*** The input Section Begins ***

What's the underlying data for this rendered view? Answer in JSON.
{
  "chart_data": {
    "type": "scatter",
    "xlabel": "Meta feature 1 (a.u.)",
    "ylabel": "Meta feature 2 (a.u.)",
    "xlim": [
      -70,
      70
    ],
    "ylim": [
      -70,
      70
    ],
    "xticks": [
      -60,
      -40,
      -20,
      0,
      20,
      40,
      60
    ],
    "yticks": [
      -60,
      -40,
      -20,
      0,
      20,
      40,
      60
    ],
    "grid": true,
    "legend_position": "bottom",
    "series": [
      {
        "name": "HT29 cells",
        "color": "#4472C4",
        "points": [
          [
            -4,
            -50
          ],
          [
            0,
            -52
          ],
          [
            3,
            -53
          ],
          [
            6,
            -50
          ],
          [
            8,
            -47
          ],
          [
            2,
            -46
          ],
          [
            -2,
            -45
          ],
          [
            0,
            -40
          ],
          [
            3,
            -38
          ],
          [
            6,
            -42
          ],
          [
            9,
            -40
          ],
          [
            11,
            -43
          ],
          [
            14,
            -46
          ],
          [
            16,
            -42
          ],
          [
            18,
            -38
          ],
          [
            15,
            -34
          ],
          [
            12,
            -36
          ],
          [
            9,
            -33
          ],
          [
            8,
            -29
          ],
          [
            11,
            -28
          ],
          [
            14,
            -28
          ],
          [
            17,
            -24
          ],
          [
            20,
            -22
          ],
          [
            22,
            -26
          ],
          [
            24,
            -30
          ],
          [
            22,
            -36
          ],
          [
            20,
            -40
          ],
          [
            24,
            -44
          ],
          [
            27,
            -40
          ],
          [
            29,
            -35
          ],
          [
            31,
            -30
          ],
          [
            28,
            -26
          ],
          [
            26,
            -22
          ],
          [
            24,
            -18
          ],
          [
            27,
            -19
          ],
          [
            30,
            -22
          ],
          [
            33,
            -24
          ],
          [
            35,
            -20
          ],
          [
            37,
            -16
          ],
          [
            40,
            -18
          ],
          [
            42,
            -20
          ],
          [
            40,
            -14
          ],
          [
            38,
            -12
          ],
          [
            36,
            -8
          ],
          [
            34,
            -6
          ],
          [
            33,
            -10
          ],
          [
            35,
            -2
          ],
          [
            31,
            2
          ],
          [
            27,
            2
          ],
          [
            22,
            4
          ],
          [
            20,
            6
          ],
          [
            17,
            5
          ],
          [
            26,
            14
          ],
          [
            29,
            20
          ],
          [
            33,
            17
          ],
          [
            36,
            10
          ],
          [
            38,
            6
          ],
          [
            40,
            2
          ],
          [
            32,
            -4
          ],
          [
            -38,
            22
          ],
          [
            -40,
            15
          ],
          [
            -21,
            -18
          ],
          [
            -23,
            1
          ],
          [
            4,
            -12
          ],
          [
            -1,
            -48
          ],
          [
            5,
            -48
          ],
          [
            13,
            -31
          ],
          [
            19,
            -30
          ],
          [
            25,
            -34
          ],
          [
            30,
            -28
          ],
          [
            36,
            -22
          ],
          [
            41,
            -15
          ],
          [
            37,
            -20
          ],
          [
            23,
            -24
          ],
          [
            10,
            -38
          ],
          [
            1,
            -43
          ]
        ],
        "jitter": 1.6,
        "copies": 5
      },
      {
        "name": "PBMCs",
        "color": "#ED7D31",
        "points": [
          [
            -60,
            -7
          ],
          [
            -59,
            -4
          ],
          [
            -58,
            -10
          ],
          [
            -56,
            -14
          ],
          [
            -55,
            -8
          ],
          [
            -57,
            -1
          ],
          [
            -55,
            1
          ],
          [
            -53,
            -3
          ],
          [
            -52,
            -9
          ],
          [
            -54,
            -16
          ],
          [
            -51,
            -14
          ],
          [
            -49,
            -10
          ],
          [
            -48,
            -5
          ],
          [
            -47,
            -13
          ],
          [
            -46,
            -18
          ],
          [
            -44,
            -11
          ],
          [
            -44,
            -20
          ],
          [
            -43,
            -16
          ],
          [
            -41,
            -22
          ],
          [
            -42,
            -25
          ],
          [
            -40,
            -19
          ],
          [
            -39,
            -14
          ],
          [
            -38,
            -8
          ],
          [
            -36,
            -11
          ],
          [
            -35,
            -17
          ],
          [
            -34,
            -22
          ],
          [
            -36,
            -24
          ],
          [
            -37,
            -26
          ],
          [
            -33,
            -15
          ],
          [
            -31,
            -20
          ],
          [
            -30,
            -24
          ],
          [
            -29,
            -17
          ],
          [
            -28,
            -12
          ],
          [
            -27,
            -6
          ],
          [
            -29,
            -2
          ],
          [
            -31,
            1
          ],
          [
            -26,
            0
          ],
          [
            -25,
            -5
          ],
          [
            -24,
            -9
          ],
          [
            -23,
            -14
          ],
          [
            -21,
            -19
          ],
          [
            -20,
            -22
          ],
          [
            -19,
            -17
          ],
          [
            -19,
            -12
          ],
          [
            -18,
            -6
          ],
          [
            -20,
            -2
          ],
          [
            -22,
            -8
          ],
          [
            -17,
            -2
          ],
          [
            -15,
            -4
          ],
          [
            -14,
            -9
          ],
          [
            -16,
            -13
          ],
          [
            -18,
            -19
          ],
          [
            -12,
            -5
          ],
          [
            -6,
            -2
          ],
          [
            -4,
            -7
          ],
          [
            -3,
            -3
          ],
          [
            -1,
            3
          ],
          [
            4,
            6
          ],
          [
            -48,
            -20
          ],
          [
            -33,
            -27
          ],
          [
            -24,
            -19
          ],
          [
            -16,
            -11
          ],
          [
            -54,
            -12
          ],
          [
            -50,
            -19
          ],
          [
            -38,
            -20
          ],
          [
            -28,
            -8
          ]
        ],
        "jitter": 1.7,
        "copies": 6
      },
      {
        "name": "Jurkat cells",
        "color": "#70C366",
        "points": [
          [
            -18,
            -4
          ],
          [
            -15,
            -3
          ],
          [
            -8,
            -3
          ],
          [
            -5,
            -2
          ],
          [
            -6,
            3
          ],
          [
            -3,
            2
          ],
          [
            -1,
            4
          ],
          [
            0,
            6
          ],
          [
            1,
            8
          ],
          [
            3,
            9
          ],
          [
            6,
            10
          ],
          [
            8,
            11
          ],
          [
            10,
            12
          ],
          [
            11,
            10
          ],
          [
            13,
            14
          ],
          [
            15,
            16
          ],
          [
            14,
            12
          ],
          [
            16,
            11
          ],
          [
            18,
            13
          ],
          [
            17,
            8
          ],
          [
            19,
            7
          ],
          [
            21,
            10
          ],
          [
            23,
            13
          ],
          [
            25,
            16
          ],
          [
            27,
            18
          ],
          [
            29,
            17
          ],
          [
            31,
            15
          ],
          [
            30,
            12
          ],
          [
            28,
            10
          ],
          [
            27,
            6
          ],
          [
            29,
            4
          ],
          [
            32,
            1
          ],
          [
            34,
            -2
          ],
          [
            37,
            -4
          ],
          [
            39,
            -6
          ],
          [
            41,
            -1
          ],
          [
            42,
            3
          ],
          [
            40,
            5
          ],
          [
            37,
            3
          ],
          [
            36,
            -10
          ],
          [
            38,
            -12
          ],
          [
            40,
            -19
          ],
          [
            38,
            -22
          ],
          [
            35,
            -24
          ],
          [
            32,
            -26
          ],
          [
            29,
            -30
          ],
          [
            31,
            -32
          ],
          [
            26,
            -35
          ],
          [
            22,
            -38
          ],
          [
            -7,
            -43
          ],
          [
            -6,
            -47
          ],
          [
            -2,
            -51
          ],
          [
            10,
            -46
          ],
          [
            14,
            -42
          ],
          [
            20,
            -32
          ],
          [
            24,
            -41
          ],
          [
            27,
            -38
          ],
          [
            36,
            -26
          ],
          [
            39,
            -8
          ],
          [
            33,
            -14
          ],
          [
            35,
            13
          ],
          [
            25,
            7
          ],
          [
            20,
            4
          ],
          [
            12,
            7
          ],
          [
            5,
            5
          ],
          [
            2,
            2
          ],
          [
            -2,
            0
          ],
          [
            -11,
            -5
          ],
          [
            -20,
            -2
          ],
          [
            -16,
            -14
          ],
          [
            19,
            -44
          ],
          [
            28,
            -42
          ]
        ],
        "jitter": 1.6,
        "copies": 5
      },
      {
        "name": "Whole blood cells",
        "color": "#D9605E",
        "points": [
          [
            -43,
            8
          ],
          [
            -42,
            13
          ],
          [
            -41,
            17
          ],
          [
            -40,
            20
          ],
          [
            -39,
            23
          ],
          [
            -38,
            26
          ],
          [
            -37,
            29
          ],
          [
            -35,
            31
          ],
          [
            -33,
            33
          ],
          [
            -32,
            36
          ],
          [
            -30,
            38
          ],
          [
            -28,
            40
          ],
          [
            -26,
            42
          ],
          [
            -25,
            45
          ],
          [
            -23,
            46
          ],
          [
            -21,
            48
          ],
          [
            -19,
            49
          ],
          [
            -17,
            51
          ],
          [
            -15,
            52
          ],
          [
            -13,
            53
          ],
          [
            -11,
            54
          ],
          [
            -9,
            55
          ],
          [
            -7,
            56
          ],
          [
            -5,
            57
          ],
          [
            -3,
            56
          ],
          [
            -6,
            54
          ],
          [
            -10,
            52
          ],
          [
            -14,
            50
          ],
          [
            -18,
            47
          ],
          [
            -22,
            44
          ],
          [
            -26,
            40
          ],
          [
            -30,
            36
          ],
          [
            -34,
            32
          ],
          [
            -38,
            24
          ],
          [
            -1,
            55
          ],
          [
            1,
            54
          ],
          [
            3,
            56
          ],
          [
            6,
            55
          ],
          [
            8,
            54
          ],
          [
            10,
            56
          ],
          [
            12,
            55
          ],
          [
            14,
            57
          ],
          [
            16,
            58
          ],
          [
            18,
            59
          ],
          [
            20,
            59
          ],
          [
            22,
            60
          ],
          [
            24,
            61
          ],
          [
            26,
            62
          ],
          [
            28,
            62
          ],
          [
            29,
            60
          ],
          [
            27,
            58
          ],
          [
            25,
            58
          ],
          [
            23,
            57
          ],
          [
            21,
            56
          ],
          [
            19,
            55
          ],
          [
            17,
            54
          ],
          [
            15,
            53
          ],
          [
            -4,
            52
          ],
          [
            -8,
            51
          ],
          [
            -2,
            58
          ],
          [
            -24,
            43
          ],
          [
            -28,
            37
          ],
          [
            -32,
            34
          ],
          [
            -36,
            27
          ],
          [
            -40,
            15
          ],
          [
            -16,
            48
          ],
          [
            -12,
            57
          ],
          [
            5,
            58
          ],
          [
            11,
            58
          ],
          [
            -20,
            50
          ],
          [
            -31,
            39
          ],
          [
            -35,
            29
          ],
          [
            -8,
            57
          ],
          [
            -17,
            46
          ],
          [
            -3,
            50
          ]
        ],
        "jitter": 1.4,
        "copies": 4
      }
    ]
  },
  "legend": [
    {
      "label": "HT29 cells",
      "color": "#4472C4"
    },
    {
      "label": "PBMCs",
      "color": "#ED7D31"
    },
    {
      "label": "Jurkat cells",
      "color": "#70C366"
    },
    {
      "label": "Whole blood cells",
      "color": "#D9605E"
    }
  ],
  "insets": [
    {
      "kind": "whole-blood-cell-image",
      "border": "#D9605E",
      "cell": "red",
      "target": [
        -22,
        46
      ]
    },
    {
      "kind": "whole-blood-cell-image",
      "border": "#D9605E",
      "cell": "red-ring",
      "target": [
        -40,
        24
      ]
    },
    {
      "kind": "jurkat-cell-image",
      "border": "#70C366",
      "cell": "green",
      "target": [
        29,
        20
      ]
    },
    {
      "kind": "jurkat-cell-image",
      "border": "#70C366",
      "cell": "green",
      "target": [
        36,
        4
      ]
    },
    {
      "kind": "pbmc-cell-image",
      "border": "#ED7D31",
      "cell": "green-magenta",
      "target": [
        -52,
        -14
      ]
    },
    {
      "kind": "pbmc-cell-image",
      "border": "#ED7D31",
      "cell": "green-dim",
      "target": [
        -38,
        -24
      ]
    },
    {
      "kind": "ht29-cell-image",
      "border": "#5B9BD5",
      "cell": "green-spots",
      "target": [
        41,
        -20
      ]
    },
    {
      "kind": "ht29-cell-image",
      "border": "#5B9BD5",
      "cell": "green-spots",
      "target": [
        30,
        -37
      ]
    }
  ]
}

*** The input Section Ends ***

## Exercise brief
Search the entries for the string "color" and copy each line where it occurs.

## Response area
        "color": "#4472C4",
        "color": "#ED7D31",
        "color": "#70C366",
        "color": "#D9605E",
      "color": "#4472C4"
      "color": "#ED7D31"
      "color": "#70C366"
      "color": "#D9605E"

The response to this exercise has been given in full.